For each line of the data below, copy it if it holds the word "potentially".

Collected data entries
○ ○ ○ ○ ○

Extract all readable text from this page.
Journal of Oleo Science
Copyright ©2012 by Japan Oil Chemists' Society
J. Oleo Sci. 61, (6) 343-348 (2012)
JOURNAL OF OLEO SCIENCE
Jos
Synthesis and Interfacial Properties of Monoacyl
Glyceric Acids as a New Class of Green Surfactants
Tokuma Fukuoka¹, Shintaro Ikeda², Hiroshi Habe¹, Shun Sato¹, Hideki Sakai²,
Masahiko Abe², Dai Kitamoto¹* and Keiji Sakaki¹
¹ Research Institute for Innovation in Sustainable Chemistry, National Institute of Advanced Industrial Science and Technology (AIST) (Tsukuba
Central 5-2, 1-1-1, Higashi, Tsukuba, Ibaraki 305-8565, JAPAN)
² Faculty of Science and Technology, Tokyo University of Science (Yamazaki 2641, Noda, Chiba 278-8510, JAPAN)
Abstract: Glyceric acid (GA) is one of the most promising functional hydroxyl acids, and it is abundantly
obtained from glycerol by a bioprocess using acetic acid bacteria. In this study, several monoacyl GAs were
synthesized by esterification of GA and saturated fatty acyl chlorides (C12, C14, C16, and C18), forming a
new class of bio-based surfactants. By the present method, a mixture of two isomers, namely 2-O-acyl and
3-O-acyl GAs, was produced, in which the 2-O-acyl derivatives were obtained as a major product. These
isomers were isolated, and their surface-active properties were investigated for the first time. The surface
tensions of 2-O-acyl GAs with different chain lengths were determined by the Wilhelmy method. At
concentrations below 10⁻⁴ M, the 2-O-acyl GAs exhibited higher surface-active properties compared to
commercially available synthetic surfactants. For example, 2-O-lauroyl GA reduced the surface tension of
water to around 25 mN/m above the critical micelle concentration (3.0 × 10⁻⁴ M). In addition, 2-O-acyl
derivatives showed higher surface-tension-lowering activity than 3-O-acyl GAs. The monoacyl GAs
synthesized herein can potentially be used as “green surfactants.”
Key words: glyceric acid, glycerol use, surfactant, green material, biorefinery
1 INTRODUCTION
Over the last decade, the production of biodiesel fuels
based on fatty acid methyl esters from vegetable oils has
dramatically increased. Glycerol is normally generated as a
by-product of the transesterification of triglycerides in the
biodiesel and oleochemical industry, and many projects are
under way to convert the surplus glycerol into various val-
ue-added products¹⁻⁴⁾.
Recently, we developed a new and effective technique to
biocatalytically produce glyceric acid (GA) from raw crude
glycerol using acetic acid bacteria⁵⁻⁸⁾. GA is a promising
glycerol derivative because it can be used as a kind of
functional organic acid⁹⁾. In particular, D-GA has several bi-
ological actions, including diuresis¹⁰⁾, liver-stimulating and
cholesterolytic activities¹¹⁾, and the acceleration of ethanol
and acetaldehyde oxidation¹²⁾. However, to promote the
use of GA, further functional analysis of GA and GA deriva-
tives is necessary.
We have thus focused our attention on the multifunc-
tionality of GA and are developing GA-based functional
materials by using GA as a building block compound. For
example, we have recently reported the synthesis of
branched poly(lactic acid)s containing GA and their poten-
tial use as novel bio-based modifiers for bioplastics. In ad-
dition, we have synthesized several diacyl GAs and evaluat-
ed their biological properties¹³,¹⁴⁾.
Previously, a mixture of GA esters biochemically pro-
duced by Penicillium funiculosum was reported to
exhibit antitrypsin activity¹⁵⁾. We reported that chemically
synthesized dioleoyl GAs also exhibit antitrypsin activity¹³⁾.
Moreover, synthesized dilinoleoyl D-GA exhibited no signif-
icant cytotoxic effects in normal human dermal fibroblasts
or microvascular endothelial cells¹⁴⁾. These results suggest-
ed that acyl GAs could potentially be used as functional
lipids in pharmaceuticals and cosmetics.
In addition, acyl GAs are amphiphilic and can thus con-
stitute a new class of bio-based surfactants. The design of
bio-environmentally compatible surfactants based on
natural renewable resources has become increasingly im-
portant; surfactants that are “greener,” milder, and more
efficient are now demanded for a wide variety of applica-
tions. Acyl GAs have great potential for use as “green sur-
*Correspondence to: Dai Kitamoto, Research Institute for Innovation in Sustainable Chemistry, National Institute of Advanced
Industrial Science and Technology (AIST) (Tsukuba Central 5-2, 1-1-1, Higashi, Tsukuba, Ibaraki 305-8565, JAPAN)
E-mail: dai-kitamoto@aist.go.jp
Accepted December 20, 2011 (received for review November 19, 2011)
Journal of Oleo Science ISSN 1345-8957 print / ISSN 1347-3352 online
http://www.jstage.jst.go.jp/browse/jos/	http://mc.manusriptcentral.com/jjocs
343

○ ○ ○ ○ ○

_Your solution_
synthesized herein can potentially be used as “green surfactants.”
ed that acyl GAs could potentially be used as functional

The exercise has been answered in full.